== TASK TO COMPLETE ==
The entries below need to be written out exactly, with no pictures included.
— BEGIN —
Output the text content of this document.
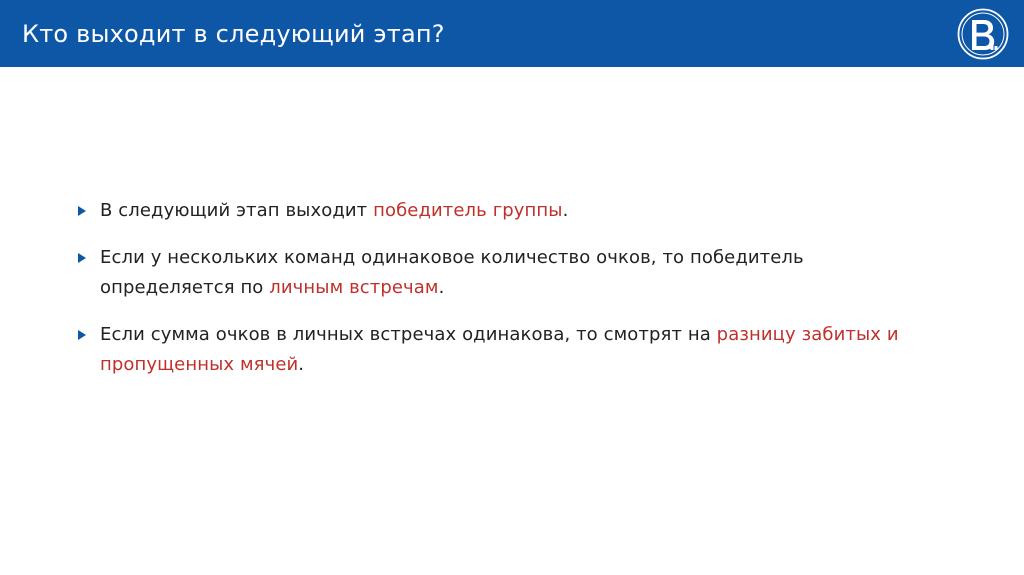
Кто выходит в следующий этап?
В следующий этап выходит победитель группы.
Если у нескольких команд одинаковое количество очков, то победитель определяется по личным встречам.
Если сумма очков в личных встречах одинакова, то смотрят на разницу забитых и пропущенных мячей.
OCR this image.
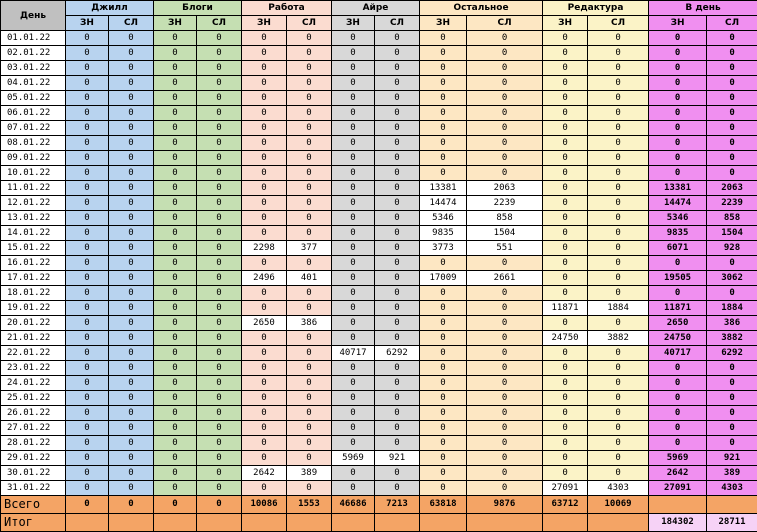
День	Джилл		Блоги		Работа		Айре		Остальное		Редактура		В день	
	ЗН	СЛ	ЗН	СЛ	ЗН	СЛ	ЗН	СЛ	ЗН	СЛ	ЗН	СЛ	ЗН	СЛ
01.01.22	0	0	0	0	0	0	0	0	0	0	0	0	0	0
02.01.22	0	0	0	0	0	0	0	0	0	0	0	0	0	0
03.01.22	0	0	0	0	0	0	0	0	0	0	0	0	0	0
04.01.22	0	0	0	0	0	0	0	0	0	0	0	0	0	0
05.01.22	0	0	0	0	0	0	0	0	0	0	0	0	0	0
06.01.22	0	0	0	0	0	0	0	0	0	0	0	0	0	0
07.01.22	0	0	0	0	0	0	0	0	0	0	0	0	0	0
08.01.22	0	0	0	0	0	0	0	0	0	0	0	0	0	0
09.01.22	0	0	0	0	0	0	0	0	0	0	0	0	0	0
10.01.22	0	0	0	0	0	0	0	0	0	0	0	0	0	0
11.01.22	0	0	0	0	0	0	0	0	13381	2063	0	0	13381	2063
12.01.22	0	0	0	0	0	0	0	0	14474	2239	0	0	14474	2239
13.01.22	0	0	0	0	0	0	0	0	5346	858	0	0	5346	858
14.01.22	0	0	0	0	0	0	0	0	9835	1504	0	0	9835	1504
15.01.22	0	0	0	0	2298	377	0	0	3773	551	0	0	6071	928
16.01.22	0	0	0	0	0	0	0	0	0	0	0	0	0	0
17.01.22	0	0	0	0	2496	401	0	0	17009	2661	0	0	19505	3062
18.01.22	0	0	0	0	0	0	0	0	0	0	0	0	0	0
19.01.22	0	0	0	0	0	0	0	0	0	0	11871	1884	11871	1884
20.01.22	0	0	0	0	2650	386	0	0	0	0	0	0	2650	386
21.01.22	0	0	0	0	0	0	0	0	0	0	24750	3882	24750	3882
22.01.22	0	0	0	0	0	0	40717	6292	0	0	0	0	40717	6292
23.01.22	0	0	0	0	0	0	0	0	0	0	0	0	0	0
24.01.22	0	0	0	0	0	0	0	0	0	0	0	0	0	0
25.01.22	0	0	0	0	0	0	0	0	0	0	0	0	0	0
26.01.22	0	0	0	0	0	0	0	0	0	0	0	0	0	0
27.01.22	0	0	0	0	0	0	0	0	0	0	0	0	0	0
28.01.22	0	0	0	0	0	0	0	0	0	0	0	0	0	0
29.01.22	0	0	0	0	0	0	5969	921	0	0	0	0	5969	921
30.01.22	0	0	0	0	2642	389	0	0	0	0	0	0	2642	389
31.01.22	0	0	0	0	0	0	0	0	0	0	27091	4303	27091	4303
Всего	0	0	0	0	10086	1553	46686	7213	63818	9876	63712	10069		
Итог													184302	28711
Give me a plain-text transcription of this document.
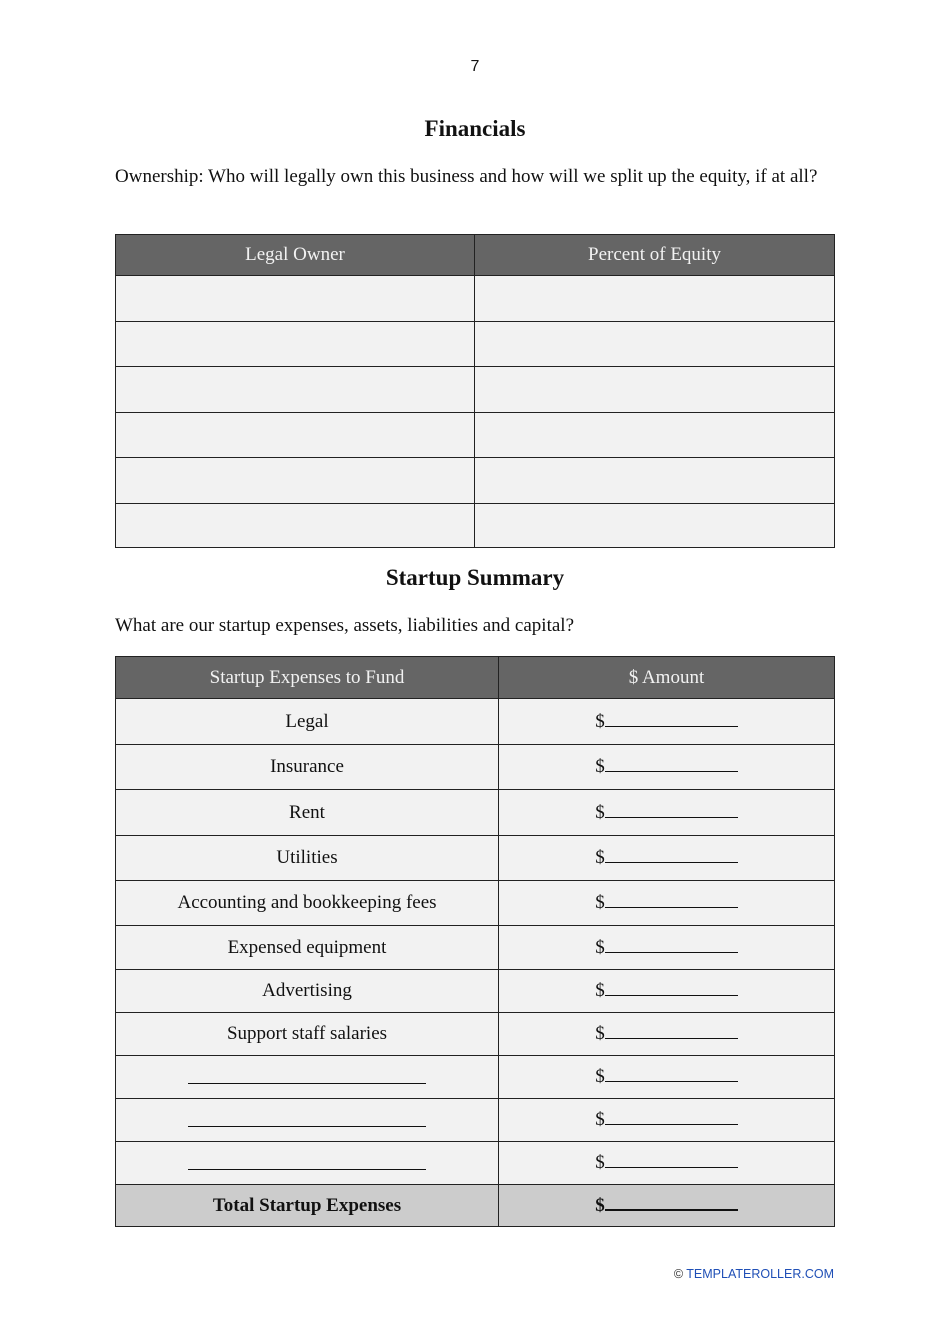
7
Financials
Ownership: Who will legally own this business and how will we split up the equity, if at all?
Legal Owner	Percent of Equity

Startup Summary
What are our startup expenses, assets, liabilities and capital?
Startup Expenses to Fund	$ Amount
Legal	$
Insurance	$
Rent	$
Utilities	$
Accounting and bookkeeping fees	$
Expensed equipment	$
Advertising	$
Support staff salaries	$
	$
	$
	$
Total Startup Expenses	$
© TEMPLATEROLLER.COM
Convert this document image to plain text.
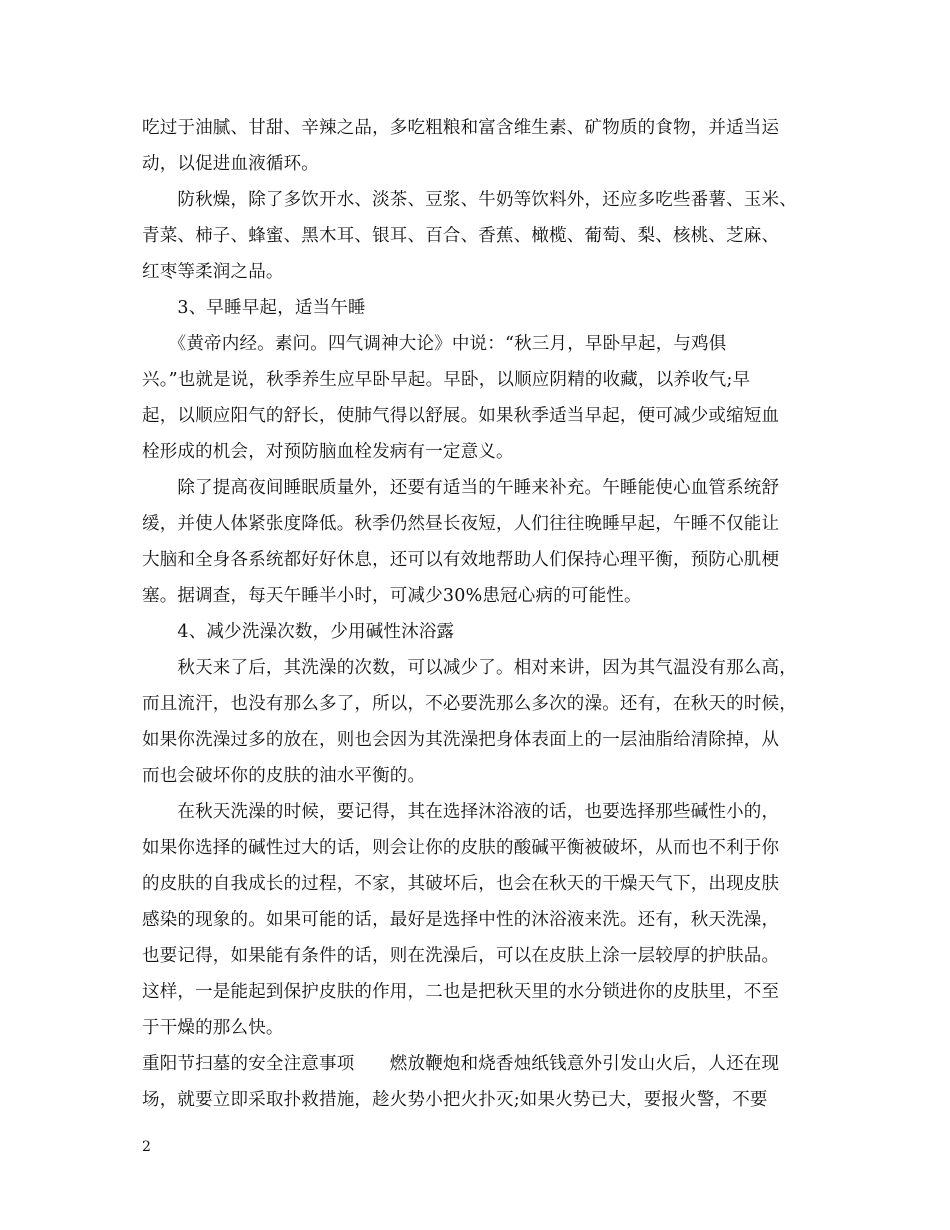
吃过于油腻、甘甜、辛辣之品，多吃粗粮和富含维生素、矿物质的食物，并适当运
动，以促进血液循环。
　　防秋燥，除了多饮开水、淡茶、豆浆、牛奶等饮料外，还应多吃些番薯、玉米、
青菜、柿子、蜂蜜、黑木耳、银耳、百合、香蕉、橄榄、葡萄、梨、核桃、芝麻、
红枣等柔润之品。
　　3、早睡早起，适当午睡
　　《黄帝内经。素问。四气调神大论》中说：“秋三月，早卧早起，与鸡俱
兴。”也就是说，秋季养生应早卧早起。早卧，以顺应阴精的收藏，以养收气;早
起，以顺应阳气的舒长，使肺气得以舒展。如果秋季适当早起，便可减少或缩短血
栓形成的机会，对预防脑血栓发病有一定意义。
　　除了提高夜间睡眠质量外，还要有适当的午睡来补充。午睡能使心血管系统舒
缓，并使人体紧张度降低。秋季仍然昼长夜短，人们往往晚睡早起，午睡不仅能让
大脑和全身各系统都好好休息，还可以有效地帮助人们保持心理平衡，预防心肌梗
塞。据调查，每天午睡半小时，可减少30%患冠心病的可能性。
　　4、减少洗澡次数，少用碱性沐浴露
　　秋天来了后，其洗澡的次数，可以减少了。相对来讲，因为其气温没有那么高，
而且流汗，也没有那么多了，所以，不必要洗那么多次的澡。还有，在秋天的时候，
如果你洗澡过多的放在，则也会因为其洗澡把身体表面上的一层油脂给清除掉，从
而也会破坏你的皮肤的油水平衡的。
　　在秋天洗澡的时候，要记得，其在选择沐浴液的话，也要选择那些碱性小的，
如果你选择的碱性过大的话，则会让你的皮肤的酸碱平衡被破坏，从而也不利于你
的皮肤的自我成长的过程，不家，其破坏后，也会在秋天的干燥天气下，出现皮肤
感染的现象的。如果可能的话，最好是选择中性的沐浴液来洗。还有，秋天洗澡，
也要记得，如果能有条件的话，则在洗澡后，可以在皮肤上涂一层较厚的护肤品。
这样，一是能起到保护皮肤的作用，二也是把秋天里的水分锁进你的皮肤里，不至
于干燥的那么快。
重阳节扫墓的安全注意事项　　燃放鞭炮和烧香烛纸钱意外引发山火后，人还在现
场，就要立即采取扑救措施，趁火势小把火扑灭;如果火势已大，要报火警，不要
2
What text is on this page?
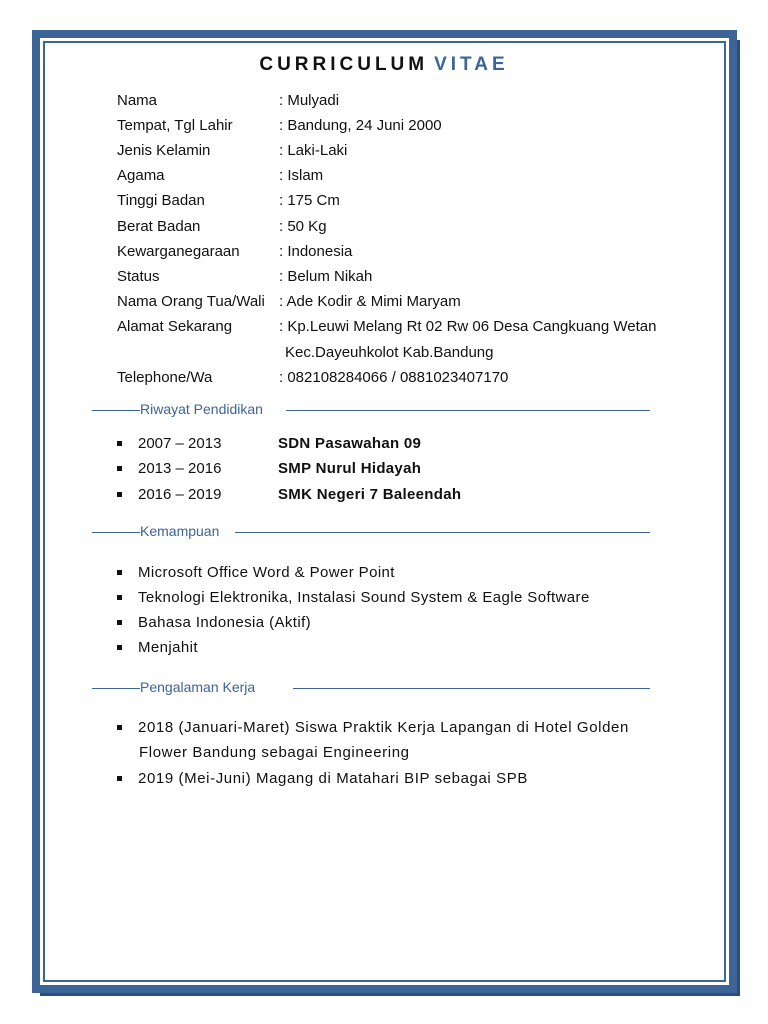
CURRICULUM VITAE
Nama	: Mulyadi
Tempat, Tgl Lahir	: Bandung, 24 Juni 2000
Jenis Kelamin	: Laki-Laki
Agama	: Islam
Tinggi Badan	: 175 Cm
Berat Badan	: 50 Kg
Kewarganegaraan	: Indonesia
Status	: Belum Nikah
Nama Orang Tua/Wali : Ade Kodir & Mimi Maryam
Alamat Sekarang	: Kp.Leuwi Melang Rt 02 Rw 06 Desa Cangkuang Wetan
Kec.Dayeuhkolot Kab.Bandung
Telephone/Wa	: 082108284066 / 0881023407170
Riwayat Pendidikan
2007 – 2013	SDN Pasawahan 09
2013 – 2016	SMP Nurul Hidayah
2016 – 2019	SMK Negeri 7 Baleendah
Kemampuan
Microsoft Office Word & Power Point
Teknologi Elektronika, Instalasi Sound System & Eagle Software
Bahasa Indonesia (Aktif)
Menjahit
Pengalaman Kerja
2018 (Januari-Maret) Siswa Praktik Kerja Lapangan di Hotel Golden
Flower Bandung sebagai Engineering
2019 (Mei-Juni) Magang di Matahari BIP sebagai SPB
— END —
== FULL OUTPUT ==
Output the text content of this document.
Кто выходит в следующий этап?
В следующий этап выходит победитель группы.
Если у нескольких команд одинаковое количество очков, то победитель определяется по личным встречам.
Если сумма очков в личных встречах одинакова, то смотрят на разницу забитых и пропущенных мячей.
OCR this image.
День	Джилл		Блоги		Работа		Айре		Остальное		Редактура		В день	
	ЗН	СЛ	ЗН	СЛ	ЗН	СЛ	ЗН	СЛ	ЗН	СЛ	ЗН	СЛ	ЗН	СЛ
01.01.22	0	0	0	0	0	0	0	0	0	0	0	0	0	0
02.01.22	0	0	0	0	0	0	0	0	0	0	0	0	0	0
03.01.22	0	0	0	0	0	0	0	0	0	0	0	0	0	0
04.01.22	0	0	0	0	0	0	0	0	0	0	0	0	0	0
05.01.22	0	0	0	0	0	0	0	0	0	0	0	0	0	0
06.01.22	0	0	0	0	0	0	0	0	0	0	0	0	0	0
07.01.22	0	0	0	0	0	0	0	0	0	0	0	0	0	0
08.01.22	0	0	0	0	0	0	0	0	0	0	0	0	0	0
09.01.22	0	0	0	0	0	0	0	0	0	0	0	0	0	0
10.01.22	0	0	0	0	0	0	0	0	0	0	0	0	0	0
11.01.22	0	0	0	0	0	0	0	0	13381	2063	0	0	13381	2063
12.01.22	0	0	0	0	0	0	0	0	14474	2239	0	0	14474	2239
13.01.22	0	0	0	0	0	0	0	0	5346	858	0	0	5346	858
14.01.22	0	0	0	0	0	0	0	0	9835	1504	0	0	9835	1504
15.01.22	0	0	0	0	2298	377	0	0	3773	551	0	0	6071	928
16.01.22	0	0	0	0	0	0	0	0	0	0	0	0	0	0
17.01.22	0	0	0	0	2496	401	0	0	17009	2661	0	0	19505	3062
18.01.22	0	0	0	0	0	0	0	0	0	0	0	0	0	0
19.01.22	0	0	0	0	0	0	0	0	0	0	11871	1884	11871	1884
20.01.22	0	0	0	0	2650	386	0	0	0	0	0	0	2650	386
21.01.22	0	0	0	0	0	0	0	0	0	0	24750	3882	24750	3882
22.01.22	0	0	0	0	0	0	40717	6292	0	0	0	0	40717	6292
23.01.22	0	0	0	0	0	0	0	0	0	0	0	0	0	0
24.01.22	0	0	0	0	0	0	0	0	0	0	0	0	0	0
25.01.22	0	0	0	0	0	0	0	0	0	0	0	0	0	0
26.01.22	0	0	0	0	0	0	0	0	0	0	0	0	0	0
27.01.22	0	0	0	0	0	0	0	0	0	0	0	0	0	0
28.01.22	0	0	0	0	0	0	0	0	0	0	0	0	0	0
29.01.22	0	0	0	0	0	0	5969	921	0	0	0	0	5969	921
30.01.22	0	0	0	0	2642	389	0	0	0	0	0	0	2642	389
31.01.22	0	0	0	0	0	0	0	0	0	0	27091	4303	27091	4303
Всего	0	0	0	0	10086	1553	46686	7213	63818	9876	63712	10069		
Итог													184302	28711
Give me a plain-text transcription of this document.
7
Financials
Ownership: Who will legally own this business and how will we split up the equity, if at all?
Legal Owner	Percent of Equity

Startup Summary
What are our startup expenses, assets, liabilities and capital?
Startup Expenses to Fund	$ Amount
Legal	$
Insurance	$
Rent	$
Utilities	$
Accounting and bookkeeping fees	$
Expensed equipment	$
Advertising	$
Support staff salaries	$
	$
	$
	$
Total Startup Expenses	$
© TEMPLATEROLLER.COM
Convert this document image to plain text.
吃过于油腻、甘甜、辛辣之品，多吃粗粮和富含维生素、矿物质的食物，并适当运
动，以促进血液循环。
　　防秋燥，除了多饮开水、淡茶、豆浆、牛奶等饮料外，还应多吃些番薯、玉米、
青菜、柿子、蜂蜜、黑木耳、银耳、百合、香蕉、橄榄、葡萄、梨、核桃、芝麻、
红枣等柔润之品。
　　3、早睡早起，适当午睡
　　《黄帝内经。素问。四气调神大论》中说：“秋三月，早卧早起，与鸡俱
兴。”也就是说，秋季养生应早卧早起。早卧，以顺应阴精的收藏，以养收气;早
起，以顺应阳气的舒长，使肺气得以舒展。如果秋季适当早起，便可减少或缩短血
栓形成的机会，对预防脑血栓发病有一定意义。
　　除了提高夜间睡眠质量外，还要有适当的午睡来补充。午睡能使心血管系统舒
缓，并使人体紧张度降低。秋季仍然昼长夜短，人们往往晚睡早起，午睡不仅能让
大脑和全身各系统都好好休息，还可以有效地帮助人们保持心理平衡，预防心肌梗
塞。据调查，每天午睡半小时，可减少30%患冠心病的可能性。
　　4、减少洗澡次数，少用碱性沐浴露
　　秋天来了后，其洗澡的次数，可以减少了。相对来讲，因为其气温没有那么高，
而且流汗，也没有那么多了，所以，不必要洗那么多次的澡。还有，在秋天的时候，
如果你洗澡过多的放在，则也会因为其洗澡把身体表面上的一层油脂给清除掉，从
而也会破坏你的皮肤的油水平衡的。
　　在秋天洗澡的时候，要记得，其在选择沐浴液的话，也要选择那些碱性小的，
如果你选择的碱性过大的话，则会让你的皮肤的酸碱平衡被破坏，从而也不利于你
的皮肤的自我成长的过程，不家，其破坏后，也会在秋天的干燥天气下，出现皮肤
感染的现象的。如果可能的话，最好是选择中性的沐浴液来洗。还有，秋天洗澡，
也要记得，如果能有条件的话，则在洗澡后，可以在皮肤上涂一层较厚的护肤品。
这样，一是能起到保护皮肤的作用，二也是把秋天里的水分锁进你的皮肤里，不至
于干燥的那么快。
重阳节扫墓的安全注意事项　　燃放鞭炮和烧香烛纸钱意外引发山火后，人还在现
场，就要立即采取扑救措施，趁火势小把火扑灭;如果火势已大，要报火警，不要
2
What text is on this page?
CURRICULUM VITAE
Nama	: Mulyadi
Tempat, Tgl Lahir	: Bandung, 24 Juni 2000
Jenis Kelamin	: Laki-Laki
Agama	: Islam
Tinggi Badan	: 175 Cm
Berat Badan	: 50 Kg
Kewarganegaraan	: Indonesia
Status	: Belum Nikah
Nama Orang Tua/Wali : Ade Kodir & Mimi Maryam
Alamat Sekarang	: Kp.Leuwi Melang Rt 02 Rw 06 Desa Cangkuang Wetan
Kec.Dayeuhkolot Kab.Bandung
Telephone/Wa	: 082108284066 / 0881023407170
Riwayat Pendidikan
2007 – 2013	SDN Pasawahan 09
2013 – 2016	SMP Nurul Hidayah
2016 – 2019	SMK Negeri 7 Baleendah
Kemampuan
Microsoft Office Word & Power Point
Teknologi Elektronika, Instalasi Sound System & Eagle Software
Bahasa Indonesia (Aktif)
Menjahit
Pengalaman Kerja
2018 (Januari-Maret) Siswa Praktik Kerja Lapangan di Hotel Golden
Flower Bandung sebagai Engineering
2019 (Mei-Juni) Magang di Matahari BIP sebagai SPB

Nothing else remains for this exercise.